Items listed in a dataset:
[Start]
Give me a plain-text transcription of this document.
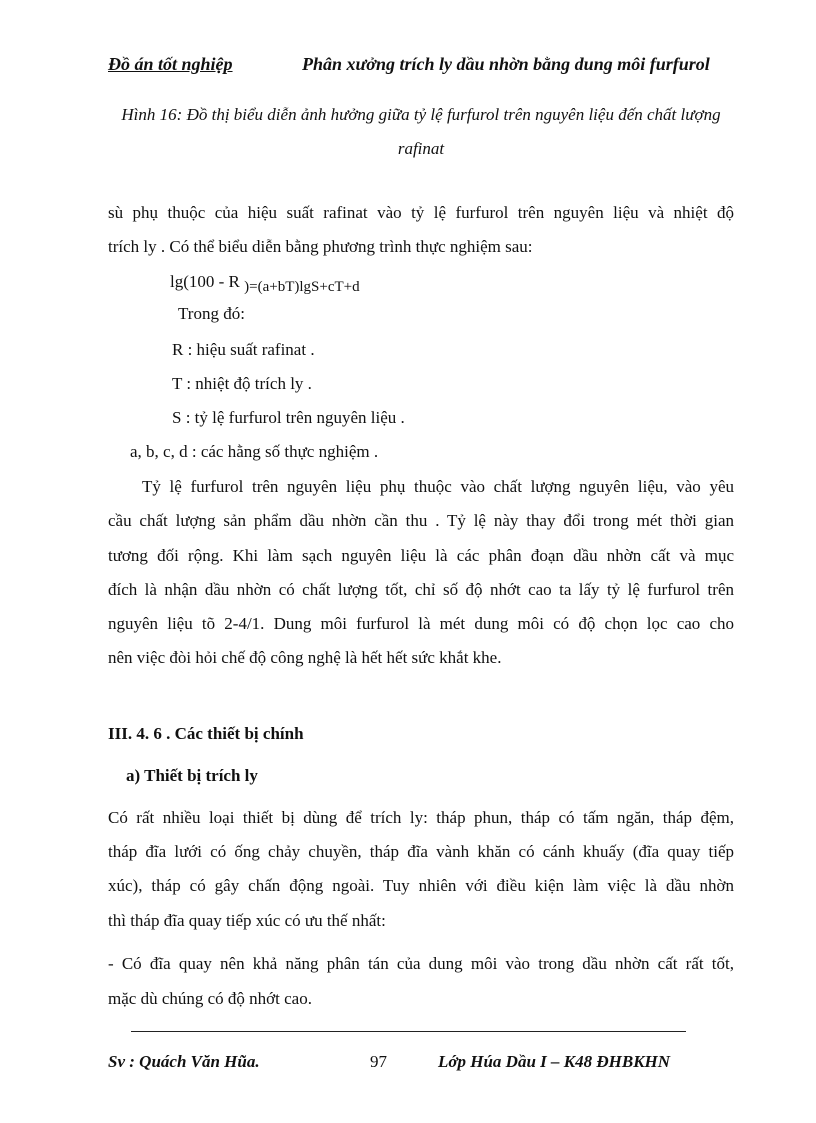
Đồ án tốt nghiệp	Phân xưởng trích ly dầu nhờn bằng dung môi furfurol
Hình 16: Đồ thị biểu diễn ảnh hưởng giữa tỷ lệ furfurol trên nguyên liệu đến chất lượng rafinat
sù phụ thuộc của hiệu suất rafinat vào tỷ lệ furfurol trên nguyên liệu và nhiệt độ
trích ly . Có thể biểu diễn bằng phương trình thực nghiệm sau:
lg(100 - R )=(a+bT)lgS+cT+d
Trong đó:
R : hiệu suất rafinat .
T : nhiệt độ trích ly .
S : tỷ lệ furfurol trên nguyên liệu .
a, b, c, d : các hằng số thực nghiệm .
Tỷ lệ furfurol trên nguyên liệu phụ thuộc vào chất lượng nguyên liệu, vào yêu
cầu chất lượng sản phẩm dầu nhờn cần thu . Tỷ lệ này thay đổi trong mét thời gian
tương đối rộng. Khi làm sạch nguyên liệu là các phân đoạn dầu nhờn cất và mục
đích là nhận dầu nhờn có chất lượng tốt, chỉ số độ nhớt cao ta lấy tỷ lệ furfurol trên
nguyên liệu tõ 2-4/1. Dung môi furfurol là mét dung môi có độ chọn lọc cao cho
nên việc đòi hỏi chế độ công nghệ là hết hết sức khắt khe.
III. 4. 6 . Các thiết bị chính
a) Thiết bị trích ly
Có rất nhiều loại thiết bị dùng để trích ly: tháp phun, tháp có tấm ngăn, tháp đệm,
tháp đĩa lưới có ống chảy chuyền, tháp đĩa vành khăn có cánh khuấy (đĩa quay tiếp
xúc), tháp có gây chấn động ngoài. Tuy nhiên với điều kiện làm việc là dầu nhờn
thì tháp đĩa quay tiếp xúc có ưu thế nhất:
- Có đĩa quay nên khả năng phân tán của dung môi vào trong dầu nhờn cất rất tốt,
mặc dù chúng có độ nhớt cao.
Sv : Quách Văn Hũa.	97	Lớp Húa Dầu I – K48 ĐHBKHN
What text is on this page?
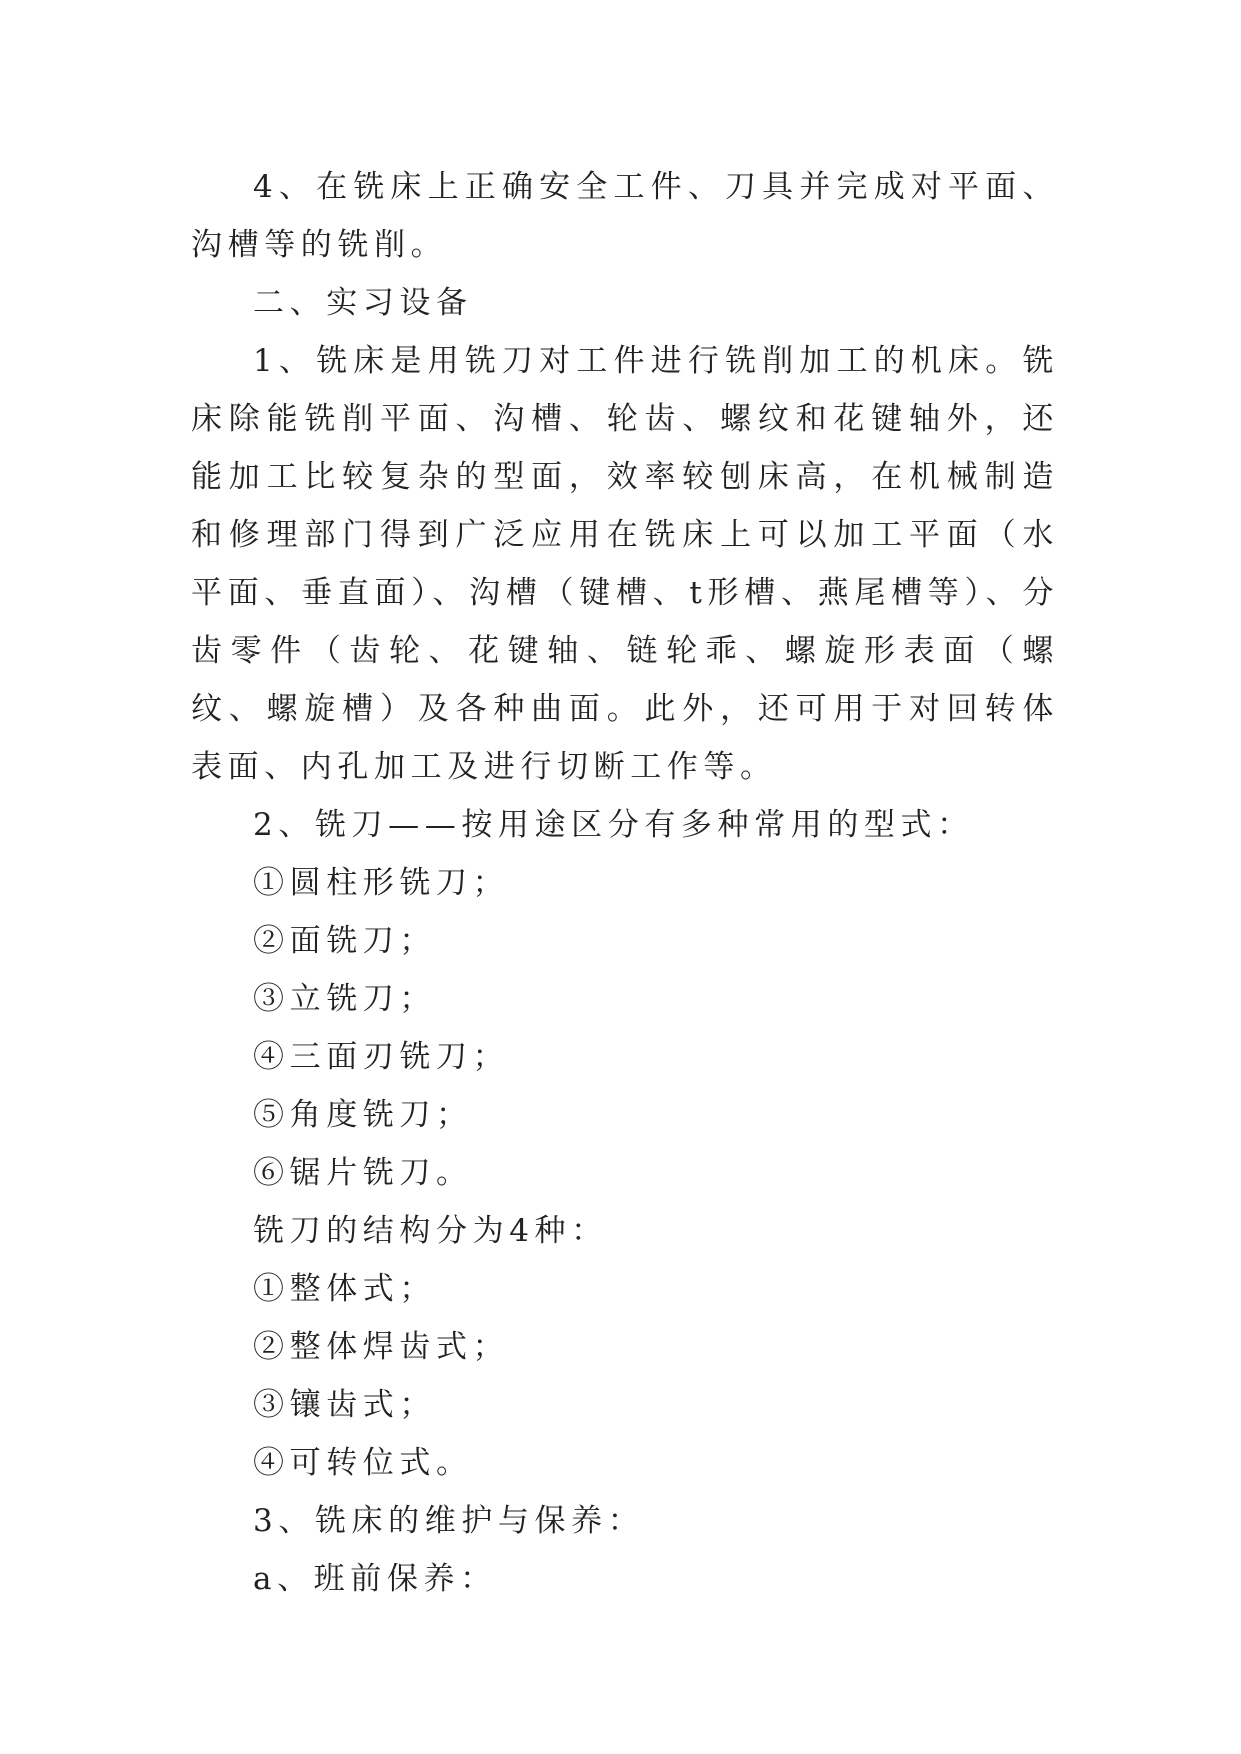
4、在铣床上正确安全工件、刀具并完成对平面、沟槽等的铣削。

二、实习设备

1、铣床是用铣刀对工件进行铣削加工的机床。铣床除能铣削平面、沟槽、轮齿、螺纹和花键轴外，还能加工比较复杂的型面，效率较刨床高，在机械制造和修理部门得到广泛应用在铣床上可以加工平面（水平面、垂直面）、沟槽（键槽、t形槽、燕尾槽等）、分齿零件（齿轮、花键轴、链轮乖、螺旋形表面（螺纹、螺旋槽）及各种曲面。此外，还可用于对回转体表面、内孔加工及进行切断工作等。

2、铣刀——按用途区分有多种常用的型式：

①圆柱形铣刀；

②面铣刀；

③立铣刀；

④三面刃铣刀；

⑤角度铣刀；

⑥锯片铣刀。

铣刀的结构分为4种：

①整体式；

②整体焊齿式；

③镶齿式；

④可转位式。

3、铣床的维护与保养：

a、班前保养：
[End]
# [Task objective]
Quote the full listing above word for word; exclude every picture from the copy.

# [Correct output]
Give me a plain-text transcription of this document.
Đồ án tốt nghiệp	Phân xưởng trích ly dầu nhờn bằng dung môi furfurol
Hình 16: Đồ thị biểu diễn ảnh hưởng giữa tỷ lệ furfurol trên nguyên liệu đến chất lượng rafinat
sù phụ thuộc của hiệu suất rafinat vào tỷ lệ furfurol trên nguyên liệu và nhiệt độ
trích ly . Có thể biểu diễn bằng phương trình thực nghiệm sau:
lg(100 - R )=(a+bT)lgS+cT+d
Trong đó:
R : hiệu suất rafinat .
T : nhiệt độ trích ly .
S : tỷ lệ furfurol trên nguyên liệu .
a, b, c, d : các hằng số thực nghiệm .
Tỷ lệ furfurol trên nguyên liệu phụ thuộc vào chất lượng nguyên liệu, vào yêu
cầu chất lượng sản phẩm dầu nhờn cần thu . Tỷ lệ này thay đổi trong mét thời gian
tương đối rộng. Khi làm sạch nguyên liệu là các phân đoạn dầu nhờn cất và mục
đích là nhận dầu nhờn có chất lượng tốt, chỉ số độ nhớt cao ta lấy tỷ lệ furfurol trên
nguyên liệu tõ 2-4/1. Dung môi furfurol là mét dung môi có độ chọn lọc cao cho
nên việc đòi hỏi chế độ công nghệ là hết hết sức khắt khe.
III. 4. 6 . Các thiết bị chính
a) Thiết bị trích ly
Có rất nhiều loại thiết bị dùng để trích ly: tháp phun, tháp có tấm ngăn, tháp đệm,
tháp đĩa lưới có ống chảy chuyền, tháp đĩa vành khăn có cánh khuấy (đĩa quay tiếp
xúc), tháp có gây chấn động ngoài. Tuy nhiên với điều kiện làm việc là dầu nhờn
thì tháp đĩa quay tiếp xúc có ưu thế nhất:
- Có đĩa quay nên khả năng phân tán của dung môi vào trong dầu nhờn cất rất tốt,
mặc dù chúng có độ nhớt cao.
Sv : Quách Văn Hũa.	97	Lớp Húa Dầu I – K48 ĐHBKHN
What text is on this page?
4、在铣床上正确安全工件、刀具并完成对平面、沟槽等的铣削。

二、实习设备

1、铣床是用铣刀对工件进行铣削加工的机床。铣床除能铣削平面、沟槽、轮齿、螺纹和花键轴外，还能加工比较复杂的型面，效率较刨床高，在机械制造和修理部门得到广泛应用在铣床上可以加工平面（水平面、垂直面）、沟槽（键槽、t形槽、燕尾槽等）、分齿零件（齿轮、花键轴、链轮乖、螺旋形表面（螺纹、螺旋槽）及各种曲面。此外，还可用于对回转体表面、内孔加工及进行切断工作等。

2、铣刀——按用途区分有多种常用的型式：

①圆柱形铣刀；

②面铣刀；

③立铣刀；

④三面刃铣刀；

⑤角度铣刀；

⑥锯片铣刀。

铣刀的结构分为4种：

①整体式；

②整体焊齿式；

③镶齿式；

④可转位式。

3、铣床的维护与保养：

a、班前保养：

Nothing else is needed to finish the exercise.